→ **Exercise directions**
Copy out every line exactly as given.

Stored data entries
— START —

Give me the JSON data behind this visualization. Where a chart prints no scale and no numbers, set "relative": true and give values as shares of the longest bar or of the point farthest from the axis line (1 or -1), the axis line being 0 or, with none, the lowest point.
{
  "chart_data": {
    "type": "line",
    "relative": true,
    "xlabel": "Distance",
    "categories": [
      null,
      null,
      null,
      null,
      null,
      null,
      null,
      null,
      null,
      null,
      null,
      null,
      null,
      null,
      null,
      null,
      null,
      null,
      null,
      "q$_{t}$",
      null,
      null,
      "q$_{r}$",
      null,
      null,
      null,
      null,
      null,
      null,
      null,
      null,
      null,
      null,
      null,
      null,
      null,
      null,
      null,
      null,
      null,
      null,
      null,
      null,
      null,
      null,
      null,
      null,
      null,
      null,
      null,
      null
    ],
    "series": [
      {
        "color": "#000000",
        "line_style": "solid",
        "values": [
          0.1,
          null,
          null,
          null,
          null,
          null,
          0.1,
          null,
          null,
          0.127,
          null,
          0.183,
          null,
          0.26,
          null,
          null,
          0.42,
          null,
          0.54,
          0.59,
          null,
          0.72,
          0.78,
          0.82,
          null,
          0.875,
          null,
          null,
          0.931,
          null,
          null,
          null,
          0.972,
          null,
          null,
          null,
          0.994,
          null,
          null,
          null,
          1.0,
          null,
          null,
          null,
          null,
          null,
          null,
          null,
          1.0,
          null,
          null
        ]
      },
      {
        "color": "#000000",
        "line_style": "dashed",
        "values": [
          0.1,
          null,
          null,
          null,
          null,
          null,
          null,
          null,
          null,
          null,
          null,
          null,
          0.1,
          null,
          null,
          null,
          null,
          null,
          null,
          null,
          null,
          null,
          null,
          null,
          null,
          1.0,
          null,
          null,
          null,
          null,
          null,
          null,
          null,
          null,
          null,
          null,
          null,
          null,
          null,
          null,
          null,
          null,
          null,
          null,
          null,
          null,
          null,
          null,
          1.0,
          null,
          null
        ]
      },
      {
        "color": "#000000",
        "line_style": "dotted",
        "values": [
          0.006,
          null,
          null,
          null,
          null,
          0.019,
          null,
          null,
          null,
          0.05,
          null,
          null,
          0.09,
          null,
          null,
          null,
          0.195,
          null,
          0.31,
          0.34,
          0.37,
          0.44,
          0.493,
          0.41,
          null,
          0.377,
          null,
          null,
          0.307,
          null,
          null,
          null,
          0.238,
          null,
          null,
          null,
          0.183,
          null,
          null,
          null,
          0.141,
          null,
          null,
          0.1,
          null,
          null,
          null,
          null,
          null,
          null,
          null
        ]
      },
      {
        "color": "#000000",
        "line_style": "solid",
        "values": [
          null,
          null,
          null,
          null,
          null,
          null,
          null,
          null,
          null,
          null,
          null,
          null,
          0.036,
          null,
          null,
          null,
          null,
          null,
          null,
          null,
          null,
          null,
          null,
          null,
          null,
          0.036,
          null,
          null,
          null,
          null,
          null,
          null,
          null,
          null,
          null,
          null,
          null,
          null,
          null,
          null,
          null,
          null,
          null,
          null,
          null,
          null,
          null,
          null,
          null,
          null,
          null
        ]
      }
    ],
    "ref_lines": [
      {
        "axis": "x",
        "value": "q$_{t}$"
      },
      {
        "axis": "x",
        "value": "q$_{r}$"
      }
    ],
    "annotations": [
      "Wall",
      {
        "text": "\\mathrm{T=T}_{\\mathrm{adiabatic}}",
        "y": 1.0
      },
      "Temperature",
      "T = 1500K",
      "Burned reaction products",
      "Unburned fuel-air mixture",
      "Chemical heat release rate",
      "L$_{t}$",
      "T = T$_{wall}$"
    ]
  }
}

— END —

→ **Result**
Give me the JSON data behind this visualization. Where a chart prints no scale and no numbers, set "relative": true and give values as shares of the longest bar or of the point farthest from the axis line (1 or -1), the axis line being 0 or, with none, the lowest point.
{
  "chart_data": {
    "type": "line",
    "relative": true,
    "xlabel": "Distance",
    "categories": [
      null,
      null,
      null,
      null,
      null,
      null,
      null,
      null,
      null,
      null,
      null,
      null,
      null,
      null,
      null,
      null,
      null,
      null,
      null,
      "q$_{t}$",
      null,
      null,
      "q$_{r}$",
      null,
      null,
      null,
      null,
      null,
      null,
      null,
      null,
      null,
      null,
      null,
      null,
      null,
      null,
      null,
      null,
      null,
      null,
      null,
      null,
      null,
      null,
      null,
      null,
      null,
      null,
      null,
      null
    ],
    "series": [
      {
        "color": "#000000",
        "line_style": "solid",
        "values": [
          0.1,
          null,
          null,
          null,
          null,
          null,
          0.1,
          null,
          null,
          0.127,
          null,
          0.183,
          null,
          0.26,
          null,
          null,
          0.42,
          null,
          0.54,
          0.59,
          null,
          0.72,
          0.78,
          0.82,
          null,
          0.875,
          null,
          null,
          0.931,
          null,
          null,
          null,
          0.972,
          null,
          null,
          null,
          0.994,
          null,
          null,
          null,
          1.0,
          null,
          null,
          null,
          null,
          null,
          null,
          null,
          1.0,
          null,
          null
        ]
      },
      {
        "color": "#000000",
        "line_style": "dashed",
        "values": [
          0.1,
          null,
          null,
          null,
          null,
          null,
          null,
          null,
          null,
          null,
          null,
          null,
          0.1,
          null,
          null,
          null,
          null,
          null,
          null,
          null,
          null,
          null,
          null,
          null,
          null,
          1.0,
          null,
          null,
          null,
          null,
          null,
          null,
          null,
          null,
          null,
          null,
          null,
          null,
          null,
          null,
          null,
          null,
          null,
          null,
          null,
          null,
          null,
          null,
          1.0,
          null,
          null
        ]
      },
      {
        "color": "#000000",
        "line_style": "dotted",
        "values": [
          0.006,
          null,
          null,
          null,
          null,
          0.019,
          null,
          null,
          null,
          0.05,
          null,
          null,
          0.09,
          null,
          null,
          null,
          0.195,
          null,
          0.31,
          0.34,
          0.37,
          0.44,
          0.493,
          0.41,
          null,
          0.377,
          null,
          null,
          0.307,
          null,
          null,
          null,
          0.238,
          null,
          null,
          null,
          0.183,
          null,
          null,
          null,
          0.141,
          null,
          null,
          0.1,
          null,
          null,
          null,
          null,
          null,
          null,
          null
        ]
      },
      {
        "color": "#000000",
        "line_style": "solid",
        "values": [
          null,
          null,
          null,
          null,
          null,
          null,
          null,
          null,
          null,
          null,
          null,
          null,
          0.036,
          null,
          null,
          null,
          null,
          null,
          null,
          null,
          null,
          null,
          null,
          null,
          null,
          0.036,
          null,
          null,
          null,
          null,
          null,
          null,
          null,
          null,
          null,
          null,
          null,
          null,
          null,
          null,
          null,
          null,
          null,
          null,
          null,
          null,
          null,
          null,
          null,
          null,
          null
        ]
      }
    ],
    "ref_lines": [
      {
        "axis": "x",
        "value": "q$_{t}$"
      },
      {
        "axis": "x",
        "value": "q$_{r}$"
      }
    ],
    "annotations": [
      "Wall",
      {
        "text": "\\mathrm{T=T}_{\\mathrm{adiabatic}}",
        "y": 1.0
      },
      "Temperature",
      "T = 1500K",
      "Burned reaction products",
      "Unburned fuel-air mixture",
      "Chemical heat release rate",
      "L$_{t}$",
      "T = T$_{wall}$"
    ]
  }
}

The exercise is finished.